• **FRAGMENTO**
^^^^^^^^^^^^^^^^
LA ESTRATEGIA DE MERKEL
Aunque el líder liberal, Guido Westervelle le haya disputado la atención mediática, Angela Merkel es la vencedora personal de las elecciones. Por su credibilidad, afirman los afines. Por su ambigüedad, replican los críticos. Discípula aventajada de su correligionario Andreotti, ha sabido sacar toda la ventaja posible de su condición de Jefa de gobierno para convertir la necesidad en virtud. La necesidad: atemperar sobre la marcha el credo neoliberal con que se había presentado a las elecciones de 2005. La virtud: presentarse como garantía de equilibrio entre frente a socialdemócratas y liberales.
La primera paradoja de estas elecciones es que, en su obligada operación de camuflaje político, Ángela Merkel ha terminado perjudicando, siquiera levemente, a su propio partido. La CDU ha cosechado los peores resultados desde 1949 y “hermanos bávaros” de la CSU consiguen menos escaños que el FPD, por primera vez en la República Federal.
Merkel ha hecho valer su propuesta centrista, sin excesos ni fundamentalismos ideológicos. Como escribió Richard David Precht en DIE ZEIT: “Se acabó lo de ‘libertad en lugar de socialismo’ de los cristiano-demócratas, que defienden hoy el mayor plan de subvenciones de la historia alemana desde Willy Brandt”. La defensa que hizo en la cumbre del G-20 de una amplia regulación de los mercados financieros y del estricto control del sueldo de los altos ejecutivos terminó de reforzar su perfil de conservadora responsable.
El FENÓMENO WESTERVELLE
Paradójica resulta también la reconversión del líder liberal, que tuvo su periodo de extravagancia y exhibicionismo en los “reality shows” televisivos y que ahora se encuentra cómodo con la imagen de “alemán medio”. Guido Westervelle ha corregido sus excesos. Su estilo directo, su espontaneidad casi juvenil, su franqueza (avalada por la “confesión” de su homosexualidad, ante cierto escándalo de los ultraconservadores bávaros) se mantienen, pero han sido reciclados y puestos ahora al servicio de una estrategia de gobierno.
Otra paradoja es que los grandes defensores en Alemania del orden ultraliberal, que tan nefastas consecuencias ha comportado, sean los vencedores de estos comicios. El SÜDDEUTSCHE ZEITUNG aventura esta explicación: “Tal vez los electores han visto a los liberales menos como defensores de una ideología que como representantes de posiciones que les son personalmente útiles”. Las posiciones más identificables de los liberales se refieren a la reducción de impuestos.
UNA COALICION NO TAN PLÁCIDA
Los liberales habían dejado claro en su congreso de Potsdam su disposición a una coalición con la CDU-CSU, como en los ochenta y noventa. La CDU favorecía también el cambio de socio. Merkel sólo fue más explícita avanzada ya la campaña. Nunca descartó completamente la Gran Coalición, en la que no sentía peligrar su capital político.
^^^^^^^^^^^^^^^^
[Extracto de un conjunto de datos]
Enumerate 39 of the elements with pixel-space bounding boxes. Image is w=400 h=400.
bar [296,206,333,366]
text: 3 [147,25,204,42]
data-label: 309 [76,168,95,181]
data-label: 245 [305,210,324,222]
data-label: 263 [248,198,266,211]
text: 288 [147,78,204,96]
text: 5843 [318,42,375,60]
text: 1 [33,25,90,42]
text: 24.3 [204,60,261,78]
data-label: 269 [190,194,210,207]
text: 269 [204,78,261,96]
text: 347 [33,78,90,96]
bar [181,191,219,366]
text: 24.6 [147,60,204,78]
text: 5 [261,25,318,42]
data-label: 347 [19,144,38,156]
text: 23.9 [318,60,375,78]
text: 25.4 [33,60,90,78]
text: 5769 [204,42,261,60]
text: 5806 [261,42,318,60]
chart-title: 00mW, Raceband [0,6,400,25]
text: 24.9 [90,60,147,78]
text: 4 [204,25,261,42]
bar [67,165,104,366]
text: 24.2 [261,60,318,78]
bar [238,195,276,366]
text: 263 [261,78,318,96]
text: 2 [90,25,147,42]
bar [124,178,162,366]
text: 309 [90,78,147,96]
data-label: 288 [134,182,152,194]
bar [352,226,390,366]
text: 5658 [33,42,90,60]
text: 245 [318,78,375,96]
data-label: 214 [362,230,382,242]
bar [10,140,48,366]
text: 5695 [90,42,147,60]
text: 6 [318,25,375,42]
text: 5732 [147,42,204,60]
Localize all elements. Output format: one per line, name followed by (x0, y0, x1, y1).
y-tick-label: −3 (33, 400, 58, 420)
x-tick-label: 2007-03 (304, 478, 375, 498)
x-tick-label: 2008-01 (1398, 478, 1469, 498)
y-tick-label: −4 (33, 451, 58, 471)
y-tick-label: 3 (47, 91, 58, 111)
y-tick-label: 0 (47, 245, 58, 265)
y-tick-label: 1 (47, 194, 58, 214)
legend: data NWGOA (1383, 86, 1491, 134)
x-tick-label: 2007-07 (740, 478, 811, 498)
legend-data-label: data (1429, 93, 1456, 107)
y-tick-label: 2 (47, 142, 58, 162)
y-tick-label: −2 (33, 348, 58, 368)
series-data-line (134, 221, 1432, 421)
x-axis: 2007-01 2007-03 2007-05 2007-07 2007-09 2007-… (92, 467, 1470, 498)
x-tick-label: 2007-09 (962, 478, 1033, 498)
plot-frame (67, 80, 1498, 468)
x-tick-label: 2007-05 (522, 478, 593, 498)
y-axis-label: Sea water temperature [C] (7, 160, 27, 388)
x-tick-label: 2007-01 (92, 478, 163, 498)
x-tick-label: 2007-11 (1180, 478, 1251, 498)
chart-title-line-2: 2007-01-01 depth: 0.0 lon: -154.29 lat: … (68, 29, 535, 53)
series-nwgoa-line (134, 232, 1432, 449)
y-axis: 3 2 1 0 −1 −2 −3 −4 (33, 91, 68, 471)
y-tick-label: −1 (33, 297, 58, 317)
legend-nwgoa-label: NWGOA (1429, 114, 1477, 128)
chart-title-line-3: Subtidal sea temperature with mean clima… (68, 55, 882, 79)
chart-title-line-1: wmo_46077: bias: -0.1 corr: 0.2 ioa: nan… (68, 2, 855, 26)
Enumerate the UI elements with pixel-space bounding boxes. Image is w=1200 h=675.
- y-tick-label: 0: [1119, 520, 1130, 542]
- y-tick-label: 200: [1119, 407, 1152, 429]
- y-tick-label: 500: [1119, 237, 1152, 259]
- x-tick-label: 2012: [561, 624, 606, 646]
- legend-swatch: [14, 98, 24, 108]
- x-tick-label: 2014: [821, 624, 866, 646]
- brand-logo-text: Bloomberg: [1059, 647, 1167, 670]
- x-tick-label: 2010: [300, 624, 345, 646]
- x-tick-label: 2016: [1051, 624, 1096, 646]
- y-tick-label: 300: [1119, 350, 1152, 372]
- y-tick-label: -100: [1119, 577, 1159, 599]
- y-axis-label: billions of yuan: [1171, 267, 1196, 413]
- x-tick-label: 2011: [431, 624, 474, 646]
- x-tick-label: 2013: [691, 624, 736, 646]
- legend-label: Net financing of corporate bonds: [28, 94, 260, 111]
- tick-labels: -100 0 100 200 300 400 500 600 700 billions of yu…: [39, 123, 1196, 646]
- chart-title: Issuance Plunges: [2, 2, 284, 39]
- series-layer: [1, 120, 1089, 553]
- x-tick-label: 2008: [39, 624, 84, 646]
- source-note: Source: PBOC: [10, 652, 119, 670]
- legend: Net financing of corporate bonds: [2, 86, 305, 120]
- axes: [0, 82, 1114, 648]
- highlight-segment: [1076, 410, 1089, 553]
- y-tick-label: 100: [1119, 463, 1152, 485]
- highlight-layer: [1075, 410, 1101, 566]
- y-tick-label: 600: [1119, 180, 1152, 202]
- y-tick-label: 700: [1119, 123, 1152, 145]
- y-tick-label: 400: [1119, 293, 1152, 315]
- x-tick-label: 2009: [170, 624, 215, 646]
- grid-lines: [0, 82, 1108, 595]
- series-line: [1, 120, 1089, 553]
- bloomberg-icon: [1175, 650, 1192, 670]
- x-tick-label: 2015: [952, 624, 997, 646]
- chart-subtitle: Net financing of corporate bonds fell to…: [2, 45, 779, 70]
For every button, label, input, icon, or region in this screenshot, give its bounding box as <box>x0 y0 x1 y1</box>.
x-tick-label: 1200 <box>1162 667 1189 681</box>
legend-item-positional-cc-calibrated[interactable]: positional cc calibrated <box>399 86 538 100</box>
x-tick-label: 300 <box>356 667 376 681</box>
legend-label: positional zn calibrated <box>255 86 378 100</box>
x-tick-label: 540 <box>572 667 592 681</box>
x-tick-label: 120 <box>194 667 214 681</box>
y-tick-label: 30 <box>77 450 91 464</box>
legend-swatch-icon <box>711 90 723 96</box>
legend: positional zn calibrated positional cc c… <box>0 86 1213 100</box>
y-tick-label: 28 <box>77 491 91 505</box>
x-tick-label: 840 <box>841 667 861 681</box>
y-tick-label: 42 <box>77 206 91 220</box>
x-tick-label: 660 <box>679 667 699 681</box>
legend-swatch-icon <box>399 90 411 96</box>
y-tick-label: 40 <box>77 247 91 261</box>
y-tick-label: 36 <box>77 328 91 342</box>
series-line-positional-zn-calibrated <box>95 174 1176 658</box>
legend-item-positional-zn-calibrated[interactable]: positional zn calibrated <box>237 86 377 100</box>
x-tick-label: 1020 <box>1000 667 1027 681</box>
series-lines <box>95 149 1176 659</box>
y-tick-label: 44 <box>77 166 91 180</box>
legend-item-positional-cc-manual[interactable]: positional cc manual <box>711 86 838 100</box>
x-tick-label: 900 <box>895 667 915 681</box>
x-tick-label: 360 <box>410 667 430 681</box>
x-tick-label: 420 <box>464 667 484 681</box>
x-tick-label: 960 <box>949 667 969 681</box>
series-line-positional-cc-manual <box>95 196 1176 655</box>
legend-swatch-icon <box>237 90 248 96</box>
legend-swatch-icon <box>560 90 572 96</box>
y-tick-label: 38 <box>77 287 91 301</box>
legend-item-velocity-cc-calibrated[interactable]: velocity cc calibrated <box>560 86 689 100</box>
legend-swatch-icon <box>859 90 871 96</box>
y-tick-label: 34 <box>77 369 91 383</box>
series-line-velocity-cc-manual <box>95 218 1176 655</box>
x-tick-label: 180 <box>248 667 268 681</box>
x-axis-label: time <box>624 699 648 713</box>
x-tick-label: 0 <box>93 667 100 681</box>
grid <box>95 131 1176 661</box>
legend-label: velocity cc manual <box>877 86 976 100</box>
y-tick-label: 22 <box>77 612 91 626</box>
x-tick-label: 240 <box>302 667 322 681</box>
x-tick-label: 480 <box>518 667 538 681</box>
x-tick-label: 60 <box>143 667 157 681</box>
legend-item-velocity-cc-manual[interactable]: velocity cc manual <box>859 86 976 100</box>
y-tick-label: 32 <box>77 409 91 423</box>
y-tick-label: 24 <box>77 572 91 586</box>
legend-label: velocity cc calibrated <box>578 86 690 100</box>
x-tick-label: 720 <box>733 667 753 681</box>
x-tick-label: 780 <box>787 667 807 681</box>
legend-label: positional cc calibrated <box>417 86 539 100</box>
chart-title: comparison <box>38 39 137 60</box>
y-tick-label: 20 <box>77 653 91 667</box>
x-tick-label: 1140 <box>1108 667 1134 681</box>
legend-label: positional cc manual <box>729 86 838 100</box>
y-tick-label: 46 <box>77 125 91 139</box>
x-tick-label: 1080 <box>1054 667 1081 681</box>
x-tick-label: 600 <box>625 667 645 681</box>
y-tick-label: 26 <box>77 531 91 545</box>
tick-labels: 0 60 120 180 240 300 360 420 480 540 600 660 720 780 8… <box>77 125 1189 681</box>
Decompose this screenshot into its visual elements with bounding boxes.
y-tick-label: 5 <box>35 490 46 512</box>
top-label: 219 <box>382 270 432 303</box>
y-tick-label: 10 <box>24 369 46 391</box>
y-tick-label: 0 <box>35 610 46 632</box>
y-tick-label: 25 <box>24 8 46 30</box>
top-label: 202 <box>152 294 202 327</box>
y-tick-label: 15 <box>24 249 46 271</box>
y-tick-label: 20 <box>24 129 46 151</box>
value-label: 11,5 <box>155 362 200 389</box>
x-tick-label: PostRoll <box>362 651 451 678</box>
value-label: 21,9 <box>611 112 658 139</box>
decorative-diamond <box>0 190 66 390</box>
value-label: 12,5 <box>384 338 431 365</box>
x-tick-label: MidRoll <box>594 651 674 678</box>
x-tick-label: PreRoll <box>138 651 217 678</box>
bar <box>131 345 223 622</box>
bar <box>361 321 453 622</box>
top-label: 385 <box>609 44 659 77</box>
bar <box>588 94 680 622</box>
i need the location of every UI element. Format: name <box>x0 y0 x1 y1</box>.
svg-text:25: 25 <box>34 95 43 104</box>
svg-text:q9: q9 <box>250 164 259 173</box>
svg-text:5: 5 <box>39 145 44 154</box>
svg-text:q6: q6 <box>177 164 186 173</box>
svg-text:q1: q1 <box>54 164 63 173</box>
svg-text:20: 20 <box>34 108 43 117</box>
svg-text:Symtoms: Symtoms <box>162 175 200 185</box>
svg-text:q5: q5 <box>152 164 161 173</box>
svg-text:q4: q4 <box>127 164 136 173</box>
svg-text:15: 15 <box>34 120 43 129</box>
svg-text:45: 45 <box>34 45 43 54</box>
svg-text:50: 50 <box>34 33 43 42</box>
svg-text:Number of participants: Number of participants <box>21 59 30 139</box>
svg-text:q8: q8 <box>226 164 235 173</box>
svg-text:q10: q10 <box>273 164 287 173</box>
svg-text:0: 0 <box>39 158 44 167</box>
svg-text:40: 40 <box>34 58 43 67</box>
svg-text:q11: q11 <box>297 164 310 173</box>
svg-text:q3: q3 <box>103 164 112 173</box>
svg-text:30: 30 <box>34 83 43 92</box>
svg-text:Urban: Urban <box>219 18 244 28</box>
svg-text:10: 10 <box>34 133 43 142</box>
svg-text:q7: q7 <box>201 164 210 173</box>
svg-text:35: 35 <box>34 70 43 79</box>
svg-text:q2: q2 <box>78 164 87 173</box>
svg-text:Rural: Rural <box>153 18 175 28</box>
^^^^^^^^^^^^^^^^
• **DESCRIPCIÓN DE LA TAREA**
Retoma el texto sobre las elecciones alemanas y la estrategia de Merkel a partir de su última oración.

• **RESPUESTA CORRECTA**
Democristianos y liberales se han repartido, desigualmente, el electorado de centro-derecha todos estos años. Los primeros, aplicando una versión conservadora del capitalismo renano, más protector que el anglosajón, más consciente de la importancia del Estado, pero también más tradicionalista en cuestiones sociales, de moralidad y costumbre. Los segundos, aunque apegados a una cierta retórica librecambista propia del capitalismo thatcherista, han buscado sus caladeros en las clases medias emergentes, empresarios, profesionales, y entre el electorado más joven, con un mensaje más abierto en las cuestiones sociales y culturales. La denuncia de medidas cristianodemócratas que podrían debilitar las libertades civiles en la política antiterrorista pueden haberle proporcionado ciertos apoyos entre el electorado de inclinación progresista, estima el semanario británico THE ECONOMIST.
Los liberales, como en los ochenta y noventa, se harán con las carteras de Exteriores y Economía. En la conducción de la economía, cristianodemócratas y liberales tendrán que conciliar sus propuestas fiscales. Sabedora de las facturas que hay pendientes, Merkel aceptará recortes de impuestos, pero la mitad de los 50 mil millones de dólares que propugna Westerwelle. La propuesta liberal es “jugar a la ruleta rusa con la sociedad”, sanciona el SUDDEUTSCHE. La Canciller ha rechazado –resalta DIE ZEIT- otras aspiraciones liberales "como la suavización de las condiciones de despedido o la privatización de las agencias de empleo”.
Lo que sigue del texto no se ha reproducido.